Take each line containing the word "passage" and copy it.
>>>>
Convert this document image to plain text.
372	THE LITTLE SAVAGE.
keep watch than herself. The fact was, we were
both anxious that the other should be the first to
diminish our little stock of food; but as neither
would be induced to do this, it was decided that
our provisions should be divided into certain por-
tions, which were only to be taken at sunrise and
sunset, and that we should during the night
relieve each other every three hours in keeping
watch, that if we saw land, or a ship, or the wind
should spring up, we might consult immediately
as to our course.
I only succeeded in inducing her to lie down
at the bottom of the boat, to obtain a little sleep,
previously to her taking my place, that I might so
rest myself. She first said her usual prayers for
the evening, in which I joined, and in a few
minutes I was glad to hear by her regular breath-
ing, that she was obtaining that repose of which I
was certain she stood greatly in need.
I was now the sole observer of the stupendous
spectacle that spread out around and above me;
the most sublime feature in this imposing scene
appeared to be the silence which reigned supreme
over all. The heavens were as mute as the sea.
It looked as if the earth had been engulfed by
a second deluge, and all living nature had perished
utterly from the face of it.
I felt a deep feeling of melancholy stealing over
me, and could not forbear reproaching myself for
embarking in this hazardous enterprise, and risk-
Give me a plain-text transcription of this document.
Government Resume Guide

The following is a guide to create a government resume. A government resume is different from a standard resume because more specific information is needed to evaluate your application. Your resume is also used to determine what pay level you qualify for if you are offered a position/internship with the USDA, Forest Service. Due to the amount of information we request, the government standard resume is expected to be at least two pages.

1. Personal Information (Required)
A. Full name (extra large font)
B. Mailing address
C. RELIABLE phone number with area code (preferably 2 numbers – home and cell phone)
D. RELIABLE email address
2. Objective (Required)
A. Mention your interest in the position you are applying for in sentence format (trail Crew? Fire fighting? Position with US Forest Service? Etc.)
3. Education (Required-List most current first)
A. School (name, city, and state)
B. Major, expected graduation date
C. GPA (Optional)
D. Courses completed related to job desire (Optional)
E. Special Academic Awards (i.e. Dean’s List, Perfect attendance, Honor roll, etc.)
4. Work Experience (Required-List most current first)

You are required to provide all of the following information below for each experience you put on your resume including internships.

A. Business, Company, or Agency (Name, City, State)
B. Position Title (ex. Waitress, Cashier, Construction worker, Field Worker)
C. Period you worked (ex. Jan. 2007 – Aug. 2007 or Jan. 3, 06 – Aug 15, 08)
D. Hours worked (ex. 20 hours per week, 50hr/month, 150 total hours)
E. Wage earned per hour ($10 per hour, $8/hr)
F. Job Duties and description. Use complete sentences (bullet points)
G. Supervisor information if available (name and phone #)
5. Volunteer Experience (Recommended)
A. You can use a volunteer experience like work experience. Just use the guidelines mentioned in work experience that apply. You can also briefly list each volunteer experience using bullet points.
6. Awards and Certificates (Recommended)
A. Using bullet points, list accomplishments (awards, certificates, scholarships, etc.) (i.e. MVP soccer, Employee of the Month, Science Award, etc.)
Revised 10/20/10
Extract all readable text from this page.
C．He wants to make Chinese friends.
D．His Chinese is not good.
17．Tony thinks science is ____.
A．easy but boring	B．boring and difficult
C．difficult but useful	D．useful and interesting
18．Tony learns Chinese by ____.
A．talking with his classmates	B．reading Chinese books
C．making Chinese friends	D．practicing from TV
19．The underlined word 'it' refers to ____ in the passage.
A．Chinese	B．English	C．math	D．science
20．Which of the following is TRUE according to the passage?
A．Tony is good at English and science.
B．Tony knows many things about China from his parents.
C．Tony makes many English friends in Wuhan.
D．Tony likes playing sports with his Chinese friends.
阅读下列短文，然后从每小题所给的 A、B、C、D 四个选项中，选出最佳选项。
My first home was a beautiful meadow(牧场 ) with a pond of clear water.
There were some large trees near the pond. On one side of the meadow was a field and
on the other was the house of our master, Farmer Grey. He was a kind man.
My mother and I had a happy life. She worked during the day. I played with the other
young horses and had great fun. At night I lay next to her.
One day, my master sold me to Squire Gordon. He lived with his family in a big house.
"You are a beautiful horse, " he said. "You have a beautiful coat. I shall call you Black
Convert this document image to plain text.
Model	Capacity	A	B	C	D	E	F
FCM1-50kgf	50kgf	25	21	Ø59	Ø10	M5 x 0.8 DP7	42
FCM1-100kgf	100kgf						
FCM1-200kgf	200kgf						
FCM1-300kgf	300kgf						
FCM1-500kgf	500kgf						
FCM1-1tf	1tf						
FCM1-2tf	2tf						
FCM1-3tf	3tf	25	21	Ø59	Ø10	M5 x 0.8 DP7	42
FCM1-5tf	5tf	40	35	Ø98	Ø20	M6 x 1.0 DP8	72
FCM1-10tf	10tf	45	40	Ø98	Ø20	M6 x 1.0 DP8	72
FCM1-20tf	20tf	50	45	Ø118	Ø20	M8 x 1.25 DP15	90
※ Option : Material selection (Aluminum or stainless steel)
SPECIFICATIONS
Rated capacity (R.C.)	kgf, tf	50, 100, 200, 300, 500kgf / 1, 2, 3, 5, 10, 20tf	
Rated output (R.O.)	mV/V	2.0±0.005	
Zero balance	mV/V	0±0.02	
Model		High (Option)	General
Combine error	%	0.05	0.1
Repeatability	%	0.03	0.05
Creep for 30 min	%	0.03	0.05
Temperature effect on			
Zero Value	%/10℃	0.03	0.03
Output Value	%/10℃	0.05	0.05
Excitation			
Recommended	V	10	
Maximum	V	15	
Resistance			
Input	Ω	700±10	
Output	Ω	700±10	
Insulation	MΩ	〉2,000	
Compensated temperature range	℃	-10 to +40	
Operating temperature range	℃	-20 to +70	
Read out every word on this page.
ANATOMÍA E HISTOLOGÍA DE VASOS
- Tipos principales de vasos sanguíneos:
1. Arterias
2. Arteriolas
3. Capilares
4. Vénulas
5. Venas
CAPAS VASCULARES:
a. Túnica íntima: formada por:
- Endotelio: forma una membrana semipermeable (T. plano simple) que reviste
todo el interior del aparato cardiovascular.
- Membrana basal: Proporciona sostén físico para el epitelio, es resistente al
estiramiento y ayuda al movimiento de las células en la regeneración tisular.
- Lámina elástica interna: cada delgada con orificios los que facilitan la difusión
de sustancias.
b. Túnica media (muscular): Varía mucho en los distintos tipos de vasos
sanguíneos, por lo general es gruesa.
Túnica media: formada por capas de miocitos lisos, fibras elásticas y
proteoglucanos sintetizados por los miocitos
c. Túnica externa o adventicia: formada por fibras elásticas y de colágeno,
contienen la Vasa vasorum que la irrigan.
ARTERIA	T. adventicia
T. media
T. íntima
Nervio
<<<<
_FINISHED EXERCISE_:
19．The underlined word 'it' refers to ____ in the passage.
20．Which of the following is TRUE according to the passage?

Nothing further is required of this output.